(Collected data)

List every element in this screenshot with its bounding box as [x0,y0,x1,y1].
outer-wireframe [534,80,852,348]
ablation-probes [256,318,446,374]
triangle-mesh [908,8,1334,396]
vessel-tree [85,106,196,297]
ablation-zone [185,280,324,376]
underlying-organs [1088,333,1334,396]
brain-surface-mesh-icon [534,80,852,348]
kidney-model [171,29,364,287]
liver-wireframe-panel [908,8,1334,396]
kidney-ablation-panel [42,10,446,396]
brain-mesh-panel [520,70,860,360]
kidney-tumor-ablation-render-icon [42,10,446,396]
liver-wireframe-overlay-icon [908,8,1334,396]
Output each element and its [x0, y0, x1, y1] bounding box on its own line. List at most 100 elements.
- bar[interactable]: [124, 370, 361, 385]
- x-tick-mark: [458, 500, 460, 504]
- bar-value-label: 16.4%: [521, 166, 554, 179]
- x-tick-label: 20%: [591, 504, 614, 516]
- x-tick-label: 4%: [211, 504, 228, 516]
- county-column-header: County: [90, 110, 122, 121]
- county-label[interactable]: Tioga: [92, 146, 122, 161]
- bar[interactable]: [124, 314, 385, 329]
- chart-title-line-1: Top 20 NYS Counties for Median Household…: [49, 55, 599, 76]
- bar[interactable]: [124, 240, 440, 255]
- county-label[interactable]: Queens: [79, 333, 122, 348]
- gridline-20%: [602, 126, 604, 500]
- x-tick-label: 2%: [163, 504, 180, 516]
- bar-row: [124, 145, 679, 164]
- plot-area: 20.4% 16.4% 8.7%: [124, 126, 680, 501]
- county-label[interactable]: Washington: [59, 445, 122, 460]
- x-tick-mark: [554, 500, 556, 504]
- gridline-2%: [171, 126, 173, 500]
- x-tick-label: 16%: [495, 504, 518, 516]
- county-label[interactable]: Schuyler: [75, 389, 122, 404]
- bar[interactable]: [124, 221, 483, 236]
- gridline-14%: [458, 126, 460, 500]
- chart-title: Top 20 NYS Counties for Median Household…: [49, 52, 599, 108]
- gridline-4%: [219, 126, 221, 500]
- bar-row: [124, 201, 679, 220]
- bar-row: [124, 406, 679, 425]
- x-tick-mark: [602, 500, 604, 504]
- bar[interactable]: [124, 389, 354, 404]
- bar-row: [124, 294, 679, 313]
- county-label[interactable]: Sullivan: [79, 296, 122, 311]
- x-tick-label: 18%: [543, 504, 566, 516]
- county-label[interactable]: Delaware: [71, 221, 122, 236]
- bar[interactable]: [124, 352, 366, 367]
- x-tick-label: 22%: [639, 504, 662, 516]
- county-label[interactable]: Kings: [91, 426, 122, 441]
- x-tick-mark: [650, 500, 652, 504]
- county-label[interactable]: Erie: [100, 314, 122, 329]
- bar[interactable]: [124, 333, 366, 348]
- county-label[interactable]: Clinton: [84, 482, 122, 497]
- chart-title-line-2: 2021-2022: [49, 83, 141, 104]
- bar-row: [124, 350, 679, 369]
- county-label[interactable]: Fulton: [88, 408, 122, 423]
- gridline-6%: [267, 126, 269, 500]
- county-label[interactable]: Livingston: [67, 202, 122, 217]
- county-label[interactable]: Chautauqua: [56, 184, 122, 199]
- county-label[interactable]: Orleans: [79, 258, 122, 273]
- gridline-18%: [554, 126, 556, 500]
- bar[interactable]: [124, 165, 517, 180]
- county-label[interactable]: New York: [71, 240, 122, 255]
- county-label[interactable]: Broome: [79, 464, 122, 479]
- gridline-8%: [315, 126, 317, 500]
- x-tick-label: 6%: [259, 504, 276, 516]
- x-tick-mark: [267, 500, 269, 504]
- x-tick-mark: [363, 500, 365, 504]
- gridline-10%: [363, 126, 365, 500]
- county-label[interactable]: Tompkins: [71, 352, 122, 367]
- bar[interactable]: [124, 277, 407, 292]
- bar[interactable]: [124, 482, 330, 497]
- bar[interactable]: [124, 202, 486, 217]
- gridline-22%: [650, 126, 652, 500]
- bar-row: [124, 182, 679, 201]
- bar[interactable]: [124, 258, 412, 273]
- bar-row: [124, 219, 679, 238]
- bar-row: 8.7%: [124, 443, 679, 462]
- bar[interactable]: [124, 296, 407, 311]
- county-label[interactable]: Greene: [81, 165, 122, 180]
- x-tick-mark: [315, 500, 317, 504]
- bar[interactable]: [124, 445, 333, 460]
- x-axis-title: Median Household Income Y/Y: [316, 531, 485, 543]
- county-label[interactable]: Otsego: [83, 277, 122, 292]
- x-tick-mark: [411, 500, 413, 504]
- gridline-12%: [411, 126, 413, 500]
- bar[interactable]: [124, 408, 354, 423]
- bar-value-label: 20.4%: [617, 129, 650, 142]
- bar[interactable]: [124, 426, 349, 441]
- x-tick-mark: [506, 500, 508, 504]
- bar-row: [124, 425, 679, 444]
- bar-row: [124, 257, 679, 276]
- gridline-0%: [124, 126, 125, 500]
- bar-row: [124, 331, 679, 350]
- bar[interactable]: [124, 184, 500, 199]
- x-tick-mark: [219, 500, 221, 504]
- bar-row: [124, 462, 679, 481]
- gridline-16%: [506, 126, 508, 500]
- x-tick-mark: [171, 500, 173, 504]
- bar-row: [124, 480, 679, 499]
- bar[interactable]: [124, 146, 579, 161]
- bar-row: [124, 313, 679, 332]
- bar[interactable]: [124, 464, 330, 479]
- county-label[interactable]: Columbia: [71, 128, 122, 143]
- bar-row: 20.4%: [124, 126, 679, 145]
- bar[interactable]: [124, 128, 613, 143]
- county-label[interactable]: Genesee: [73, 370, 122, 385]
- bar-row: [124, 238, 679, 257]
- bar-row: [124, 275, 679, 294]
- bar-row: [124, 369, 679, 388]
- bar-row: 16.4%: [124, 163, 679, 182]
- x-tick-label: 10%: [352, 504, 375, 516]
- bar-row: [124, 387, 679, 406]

• [ASSIGNMENT]: All the records above need to be restated exactly, line by line.

• [ANSWER FOR THIS EXERCISE]:
List every element in this screenshot with its bounding box as [x0,y0,x1,y1].
outer-wireframe [534,80,852,348]
ablation-probes [256,318,446,374]
triangle-mesh [908,8,1334,396]
vessel-tree [85,106,196,297]
ablation-zone [185,280,324,376]
underlying-organs [1088,333,1334,396]
brain-surface-mesh-icon [534,80,852,348]
kidney-model [171,29,364,287]
liver-wireframe-panel [908,8,1334,396]
kidney-ablation-panel [42,10,446,396]
brain-mesh-panel [520,70,860,360]
kidney-tumor-ablation-render-icon [42,10,446,396]
liver-wireframe-overlay-icon [908,8,1334,396]
Output each element and its [x0, y0, x1, y1] bounding box on its own line. List at most 100 elements.
- bar[interactable]: [124, 370, 361, 385]
- x-tick-mark: [458, 500, 460, 504]
- bar-value-label: 16.4%: [521, 166, 554, 179]
- x-tick-label: 20%: [591, 504, 614, 516]
- x-tick-label: 4%: [211, 504, 228, 516]
- county-column-header: County: [90, 110, 122, 121]
- county-label[interactable]: Tioga: [92, 146, 122, 161]
- bar[interactable]: [124, 314, 385, 329]
- chart-title-line-1: Top 20 NYS Counties for Median Household…: [49, 55, 599, 76]
- bar[interactable]: [124, 240, 440, 255]
- county-label[interactable]: Queens: [79, 333, 122, 348]
- gridline-20%: [602, 126, 604, 500]
- x-tick-label: 2%: [163, 504, 180, 516]
- bar-row: [124, 145, 679, 164]
- plot-area: 20.4% 16.4% 8.7%: [124, 126, 680, 501]
- county-label[interactable]: Washington: [59, 445, 122, 460]
- x-tick-mark: [554, 500, 556, 504]
- gridline-2%: [171, 126, 173, 500]
- x-tick-label: 16%: [495, 504, 518, 516]
- county-label[interactable]: Schuyler: [75, 389, 122, 404]
- bar[interactable]: [124, 221, 483, 236]
- gridline-14%: [458, 126, 460, 500]
- chart-title: Top 20 NYS Counties for Median Household…: [49, 52, 599, 108]
- gridline-4%: [219, 126, 221, 500]
- bar-row: [124, 201, 679, 220]
- bar-row: [124, 406, 679, 425]
- x-tick-mark: [602, 500, 604, 504]
- bar[interactable]: [124, 389, 354, 404]
- bar-row: [124, 294, 679, 313]
- county-label[interactable]: Sullivan: [79, 296, 122, 311]
- x-tick-label: 18%: [543, 504, 566, 516]
- county-label[interactable]: Delaware: [71, 221, 122, 236]
- bar[interactable]: [124, 352, 366, 367]
- x-tick-label: 22%: [639, 504, 662, 516]
- county-label[interactable]: Kings: [91, 426, 122, 441]
- x-tick-mark: [650, 500, 652, 504]
- county-label[interactable]: Erie: [100, 314, 122, 329]
- bar[interactable]: [124, 333, 366, 348]
- county-label[interactable]: Clinton: [84, 482, 122, 497]
- chart-title-line-2: 2021-2022: [49, 83, 141, 104]
- bar-row: [124, 350, 679, 369]
- county-label[interactable]: Fulton: [88, 408, 122, 423]
- gridline-6%: [267, 126, 269, 500]
- county-label[interactable]: Livingston: [67, 202, 122, 217]
- county-label[interactable]: Chautauqua: [56, 184, 122, 199]
- county-label[interactable]: Orleans: [79, 258, 122, 273]
- gridline-18%: [554, 126, 556, 500]
- bar[interactable]: [124, 165, 517, 180]
- county-label[interactable]: New York: [71, 240, 122, 255]
- county-label[interactable]: Broome: [79, 464, 122, 479]
- gridline-8%: [315, 126, 317, 500]
- x-tick-label: 6%: [259, 504, 276, 516]
- x-tick-mark: [267, 500, 269, 504]
- x-tick-mark: [363, 500, 365, 504]
- gridline-10%: [363, 126, 365, 500]
- county-label[interactable]: Tompkins: [71, 352, 122, 367]
- bar[interactable]: [124, 277, 407, 292]
- bar[interactable]: [124, 482, 330, 497]
- bar[interactable]: [124, 202, 486, 217]
- gridline-22%: [650, 126, 652, 500]
- bar-row: [124, 182, 679, 201]
- bar[interactable]: [124, 258, 412, 273]
- bar-row: [124, 219, 679, 238]
- bar-row: 8.7%: [124, 443, 679, 462]
- bar[interactable]: [124, 296, 407, 311]
- county-label[interactable]: Greene: [81, 165, 122, 180]
- x-tick-mark: [315, 500, 317, 504]
- bar[interactable]: [124, 445, 333, 460]
- x-axis-title: Median Household Income Y/Y: [316, 531, 485, 543]
- county-label[interactable]: Otsego: [83, 277, 122, 292]
- x-tick-mark: [411, 500, 413, 504]
- gridline-12%: [411, 126, 413, 500]
- bar[interactable]: [124, 408, 354, 423]
- bar-value-label: 20.4%: [617, 129, 650, 142]
- bar[interactable]: [124, 426, 349, 441]
- x-tick-mark: [506, 500, 508, 504]
- bar-row: [124, 425, 679, 444]
- bar-row: [124, 257, 679, 276]
- gridline-0%: [124, 126, 125, 500]
- bar-row: [124, 331, 679, 350]
- bar[interactable]: [124, 184, 500, 199]
- x-tick-mark: [219, 500, 221, 504]
- bar-row: [124, 462, 679, 481]
- gridline-16%: [506, 126, 508, 500]
- x-tick-mark: [171, 500, 173, 504]
- bar-row: [124, 480, 679, 499]
- bar[interactable]: [124, 146, 579, 161]
- bar-row: [124, 313, 679, 332]
- bar[interactable]: [124, 464, 330, 479]
- county-label[interactable]: Columbia: [71, 128, 122, 143]
- bar-row: 20.4%: [124, 126, 679, 145]
- bar[interactable]: [124, 128, 613, 143]
- county-label[interactable]: Genesee: [73, 370, 122, 385]
- bar-row: [124, 238, 679, 257]
- bar-row: [124, 275, 679, 294]
- bar-row: [124, 369, 679, 388]
- bar-row: 16.4%: [124, 163, 679, 182]
- x-tick-label: 10%: [352, 504, 375, 516]
- bar-row: [124, 387, 679, 406]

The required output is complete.